(Layout annotation records)
______________________________

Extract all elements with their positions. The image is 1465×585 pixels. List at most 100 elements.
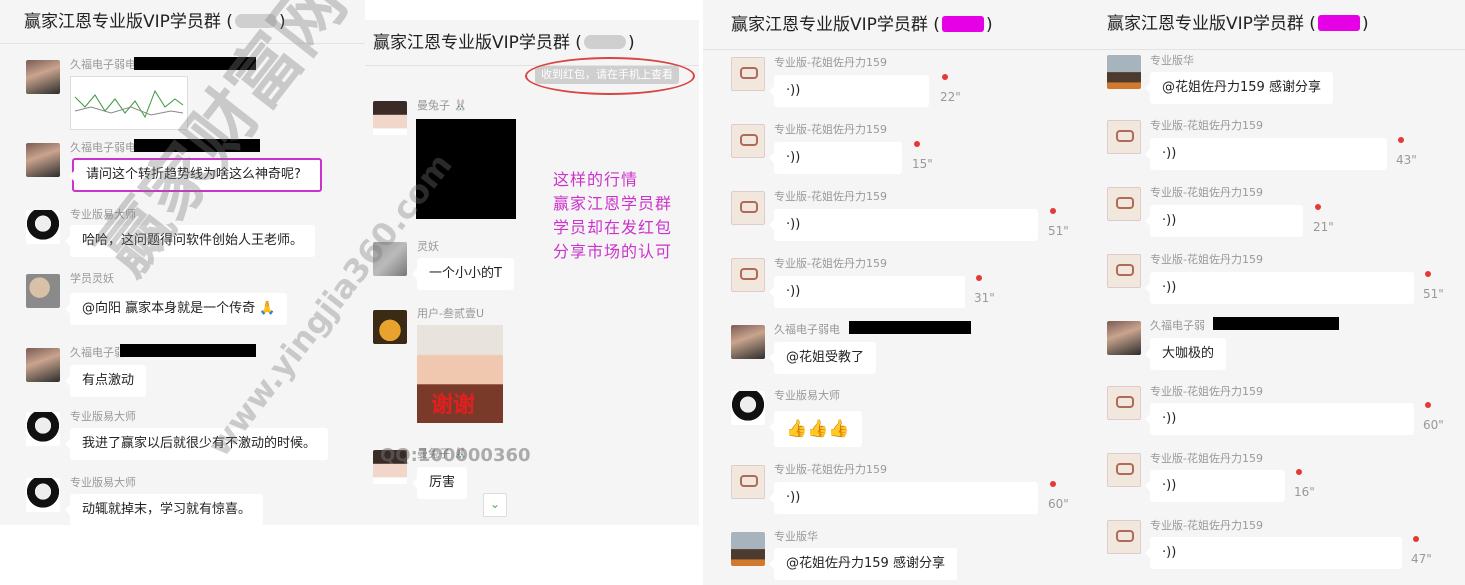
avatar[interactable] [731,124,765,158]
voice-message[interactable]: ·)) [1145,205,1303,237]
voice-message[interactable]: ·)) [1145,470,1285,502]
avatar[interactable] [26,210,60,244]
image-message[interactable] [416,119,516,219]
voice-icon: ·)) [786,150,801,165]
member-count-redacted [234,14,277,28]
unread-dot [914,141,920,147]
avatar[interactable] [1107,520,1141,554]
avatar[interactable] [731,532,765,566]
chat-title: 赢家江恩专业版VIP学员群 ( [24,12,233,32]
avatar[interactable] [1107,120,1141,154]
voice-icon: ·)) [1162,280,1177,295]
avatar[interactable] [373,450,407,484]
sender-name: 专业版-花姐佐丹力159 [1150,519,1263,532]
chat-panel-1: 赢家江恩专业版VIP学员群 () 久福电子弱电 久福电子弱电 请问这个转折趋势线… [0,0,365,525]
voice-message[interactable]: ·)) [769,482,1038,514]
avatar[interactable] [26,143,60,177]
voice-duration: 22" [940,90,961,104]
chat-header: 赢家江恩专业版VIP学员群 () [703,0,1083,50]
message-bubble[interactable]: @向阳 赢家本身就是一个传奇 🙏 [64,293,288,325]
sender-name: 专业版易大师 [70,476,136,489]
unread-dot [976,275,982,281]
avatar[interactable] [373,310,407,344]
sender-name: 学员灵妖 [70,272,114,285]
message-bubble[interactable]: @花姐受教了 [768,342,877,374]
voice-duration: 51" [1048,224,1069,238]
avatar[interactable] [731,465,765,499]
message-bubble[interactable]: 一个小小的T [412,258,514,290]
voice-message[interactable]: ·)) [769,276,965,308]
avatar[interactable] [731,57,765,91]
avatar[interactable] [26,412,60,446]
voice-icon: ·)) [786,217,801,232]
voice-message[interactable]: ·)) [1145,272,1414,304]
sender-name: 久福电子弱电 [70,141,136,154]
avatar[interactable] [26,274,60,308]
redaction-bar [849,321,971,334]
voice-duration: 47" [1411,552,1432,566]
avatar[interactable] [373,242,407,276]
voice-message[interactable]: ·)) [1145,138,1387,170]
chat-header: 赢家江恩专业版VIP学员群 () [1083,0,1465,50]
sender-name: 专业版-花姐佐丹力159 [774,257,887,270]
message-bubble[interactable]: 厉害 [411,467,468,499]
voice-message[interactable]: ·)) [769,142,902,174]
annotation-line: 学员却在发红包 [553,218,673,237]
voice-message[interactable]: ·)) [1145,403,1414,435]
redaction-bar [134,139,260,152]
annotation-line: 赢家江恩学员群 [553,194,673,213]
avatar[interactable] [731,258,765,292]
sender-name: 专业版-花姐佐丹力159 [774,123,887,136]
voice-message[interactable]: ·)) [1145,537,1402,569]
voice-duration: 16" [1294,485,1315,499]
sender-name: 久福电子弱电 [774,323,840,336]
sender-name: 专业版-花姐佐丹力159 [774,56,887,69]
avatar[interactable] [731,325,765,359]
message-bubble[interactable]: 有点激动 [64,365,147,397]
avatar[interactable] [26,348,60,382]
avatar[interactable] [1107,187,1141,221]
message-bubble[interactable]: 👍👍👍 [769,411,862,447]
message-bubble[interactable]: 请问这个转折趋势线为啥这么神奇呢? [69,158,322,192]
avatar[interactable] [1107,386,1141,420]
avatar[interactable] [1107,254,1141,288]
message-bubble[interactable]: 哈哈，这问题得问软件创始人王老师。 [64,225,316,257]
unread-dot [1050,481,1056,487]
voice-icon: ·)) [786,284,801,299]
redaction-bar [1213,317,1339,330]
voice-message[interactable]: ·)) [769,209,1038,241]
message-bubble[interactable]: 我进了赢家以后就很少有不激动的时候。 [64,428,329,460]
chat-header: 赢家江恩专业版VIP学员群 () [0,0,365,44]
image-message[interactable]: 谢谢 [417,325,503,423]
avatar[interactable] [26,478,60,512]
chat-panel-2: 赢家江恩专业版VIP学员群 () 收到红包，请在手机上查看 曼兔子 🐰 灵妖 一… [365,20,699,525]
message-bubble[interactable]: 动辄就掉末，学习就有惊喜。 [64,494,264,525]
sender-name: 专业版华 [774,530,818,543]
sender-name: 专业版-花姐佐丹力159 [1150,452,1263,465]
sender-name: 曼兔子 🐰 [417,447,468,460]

______________________________

WHAT YOU HAVE TO DO: Reproduce verbatim every line of the material from the one containing "avatar[interactable] [731,124,765,158]" down through the one containing "annotation-line: 学员却在发红包 [553,218,673,237]", including both of those lines.

RESULT FOR THIS EXERCISE:
avatar[interactable] [731,124,765,158]
voice-message[interactable]: ·)) [1145,205,1303,237]
voice-message[interactable]: ·)) [1145,470,1285,502]
avatar[interactable] [26,210,60,244]
image-message[interactable] [416,119,516,219]
voice-icon: ·)) [786,150,801,165]
member-count-redacted [234,14,277,28]
unread-dot [914,141,920,147]
avatar[interactable] [1107,520,1141,554]
avatar[interactable] [731,532,765,566]
chat-title: 赢家江恩专业版VIP学员群 ( [24,12,233,32]
avatar[interactable] [1107,120,1141,154]
voice-icon: ·)) [1162,280,1177,295]
avatar[interactable] [373,450,407,484]
sender-name: 专业版-花姐佐丹力159 [1150,519,1263,532]
chat-panel-1: 赢家江恩专业版VIP学员群 () 久福电子弱电 久福电子弱电 请问这个转折趋势线… [0,0,365,525]
voice-message[interactable]: ·)) [769,482,1038,514]
avatar[interactable] [26,143,60,177]
voice-duration: 22" [940,90,961,104]
chat-header: 赢家江恩专业版VIP学员群 () [703,0,1083,50]
message-bubble[interactable]: @向阳 赢家本身就是一个传奇 🙏 [64,293,288,325]
sender-name: 专业版易大师 [70,476,136,489]
unread-dot [976,275,982,281]
avatar[interactable] [373,310,407,344]
sender-name: 学员灵妖 [70,272,114,285]
message-bubble[interactable]: @花姐受教了 [768,342,877,374]
voice-duration: 51" [1048,224,1069,238]
avatar[interactable] [731,465,765,499]
message-bubble[interactable]: 一个小小的T [412,258,514,290]
voice-message[interactable]: ·)) [769,276,965,308]
avatar[interactable] [731,57,765,91]
avatar[interactable] [26,412,60,446]
voice-icon: ·)) [786,217,801,232]
voice-message[interactable]: ·)) [1145,272,1414,304]
sender-name: 久福电子弱电 [70,141,136,154]
avatar[interactable] [26,274,60,308]
redaction-bar [849,321,971,334]
voice-duration: 47" [1411,552,1432,566]
avatar[interactable] [373,242,407,276]
voice-message[interactable]: ·)) [1145,138,1387,170]
chat-header: 赢家江恩专业版VIP学员群 () [1083,0,1465,50]
sender-name: 专业版-花姐佐丹力159 [774,257,887,270]
message-bubble[interactable]: 厉害 [411,467,468,499]
voice-message[interactable]: ·)) [769,142,902,174]
annotation-line: 学员却在发红包 [553,218,673,237]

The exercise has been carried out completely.